Dataset entries

========

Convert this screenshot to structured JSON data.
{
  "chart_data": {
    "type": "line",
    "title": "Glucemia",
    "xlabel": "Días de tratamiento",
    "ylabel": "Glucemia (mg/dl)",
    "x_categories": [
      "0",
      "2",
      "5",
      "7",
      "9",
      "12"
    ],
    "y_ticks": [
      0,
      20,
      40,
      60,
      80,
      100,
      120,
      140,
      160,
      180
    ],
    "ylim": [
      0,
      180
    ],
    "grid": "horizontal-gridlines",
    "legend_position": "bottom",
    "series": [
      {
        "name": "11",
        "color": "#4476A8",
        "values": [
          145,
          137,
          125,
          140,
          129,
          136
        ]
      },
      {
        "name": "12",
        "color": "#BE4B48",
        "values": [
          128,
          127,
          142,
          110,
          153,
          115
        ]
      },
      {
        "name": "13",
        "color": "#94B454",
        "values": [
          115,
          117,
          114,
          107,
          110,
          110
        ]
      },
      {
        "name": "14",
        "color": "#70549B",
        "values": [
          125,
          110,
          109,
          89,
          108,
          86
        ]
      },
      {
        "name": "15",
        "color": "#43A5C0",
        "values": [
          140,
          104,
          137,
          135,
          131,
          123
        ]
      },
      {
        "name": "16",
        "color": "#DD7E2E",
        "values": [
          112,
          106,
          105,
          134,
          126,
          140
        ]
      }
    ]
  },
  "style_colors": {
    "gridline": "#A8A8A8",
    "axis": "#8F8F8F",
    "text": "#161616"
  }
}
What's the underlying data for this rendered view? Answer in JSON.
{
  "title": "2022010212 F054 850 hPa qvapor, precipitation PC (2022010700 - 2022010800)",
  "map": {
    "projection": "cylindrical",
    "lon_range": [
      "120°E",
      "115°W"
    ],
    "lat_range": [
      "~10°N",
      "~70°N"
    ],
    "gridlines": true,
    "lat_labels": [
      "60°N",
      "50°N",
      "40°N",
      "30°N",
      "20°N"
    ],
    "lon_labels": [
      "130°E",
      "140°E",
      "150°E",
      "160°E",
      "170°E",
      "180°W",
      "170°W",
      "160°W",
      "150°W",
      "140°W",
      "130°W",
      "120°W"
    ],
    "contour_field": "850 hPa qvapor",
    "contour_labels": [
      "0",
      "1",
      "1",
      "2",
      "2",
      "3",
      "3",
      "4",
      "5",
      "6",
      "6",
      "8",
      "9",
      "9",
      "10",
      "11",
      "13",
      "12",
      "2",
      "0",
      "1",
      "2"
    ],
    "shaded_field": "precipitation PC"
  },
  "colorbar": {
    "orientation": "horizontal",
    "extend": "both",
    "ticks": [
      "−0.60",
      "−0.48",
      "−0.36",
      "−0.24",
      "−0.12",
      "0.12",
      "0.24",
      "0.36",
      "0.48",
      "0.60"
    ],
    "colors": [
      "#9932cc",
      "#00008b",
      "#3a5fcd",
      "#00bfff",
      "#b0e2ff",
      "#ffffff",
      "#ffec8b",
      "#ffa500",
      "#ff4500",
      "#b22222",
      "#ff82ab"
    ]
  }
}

========

Aim of the task
Reproduce the entries above in full, verbatim.

Problem solution
Convert this screenshot to structured JSON data.
{
  "chart_data": {
    "type": "line",
    "title": "Glucemia",
    "xlabel": "Días de tratamiento",
    "ylabel": "Glucemia (mg/dl)",
    "x_categories": [
      "0",
      "2",
      "5",
      "7",
      "9",
      "12"
    ],
    "y_ticks": [
      0,
      20,
      40,
      60,
      80,
      100,
      120,
      140,
      160,
      180
    ],
    "ylim": [
      0,
      180
    ],
    "grid": "horizontal-gridlines",
    "legend_position": "bottom",
    "series": [
      {
        "name": "11",
        "color": "#4476A8",
        "values": [
          145,
          137,
          125,
          140,
          129,
          136
        ]
      },
      {
        "name": "12",
        "color": "#BE4B48",
        "values": [
          128,
          127,
          142,
          110,
          153,
          115
        ]
      },
      {
        "name": "13",
        "color": "#94B454",
        "values": [
          115,
          117,
          114,
          107,
          110,
          110
        ]
      },
      {
        "name": "14",
        "color": "#70549B",
        "values": [
          125,
          110,
          109,
          89,
          108,
          86
        ]
      },
      {
        "name": "15",
        "color": "#43A5C0",
        "values": [
          140,
          104,
          137,
          135,
          131,
          123
        ]
      },
      {
        "name": "16",
        "color": "#DD7E2E",
        "values": [
          112,
          106,
          105,
          134,
          126,
          140
        ]
      }
    ]
  },
  "style_colors": {
    "gridline": "#A8A8A8",
    "axis": "#8F8F8F",
    "text": "#161616"
  }
}
What's the underlying data for this rendered view? Answer in JSON.
{
  "title": "2022010212 F054 850 hPa qvapor, precipitation PC (2022010700 - 2022010800)",
  "map": {
    "projection": "cylindrical",
    "lon_range": [
      "120°E",
      "115°W"
    ],
    "lat_range": [
      "~10°N",
      "~70°N"
    ],
    "gridlines": true,
    "lat_labels": [
      "60°N",
      "50°N",
      "40°N",
      "30°N",
      "20°N"
    ],
    "lon_labels": [
      "130°E",
      "140°E",
      "150°E",
      "160°E",
      "170°E",
      "180°W",
      "170°W",
      "160°W",
      "150°W",
      "140°W",
      "130°W",
      "120°W"
    ],
    "contour_field": "850 hPa qvapor",
    "contour_labels": [
      "0",
      "1",
      "1",
      "2",
      "2",
      "3",
      "3",
      "4",
      "5",
      "6",
      "6",
      "8",
      "9",
      "9",
      "10",
      "11",
      "13",
      "12",
      "2",
      "0",
      "1",
      "2"
    ],
    "shaded_field": "precipitation PC"
  },
  "colorbar": {
    "orientation": "horizontal",
    "extend": "both",
    "ticks": [
      "−0.60",
      "−0.48",
      "−0.36",
      "−0.24",
      "−0.12",
      "0.12",
      "0.24",
      "0.36",
      "0.48",
      "0.60"
    ],
    "colors": [
      "#9932cc",
      "#00008b",
      "#3a5fcd",
      "#00bfff",
      "#b0e2ff",
      "#ffffff",
      "#ffec8b",
      "#ffa500",
      "#ff4500",
      "#b22222",
      "#ff82ab"
    ]
  }
}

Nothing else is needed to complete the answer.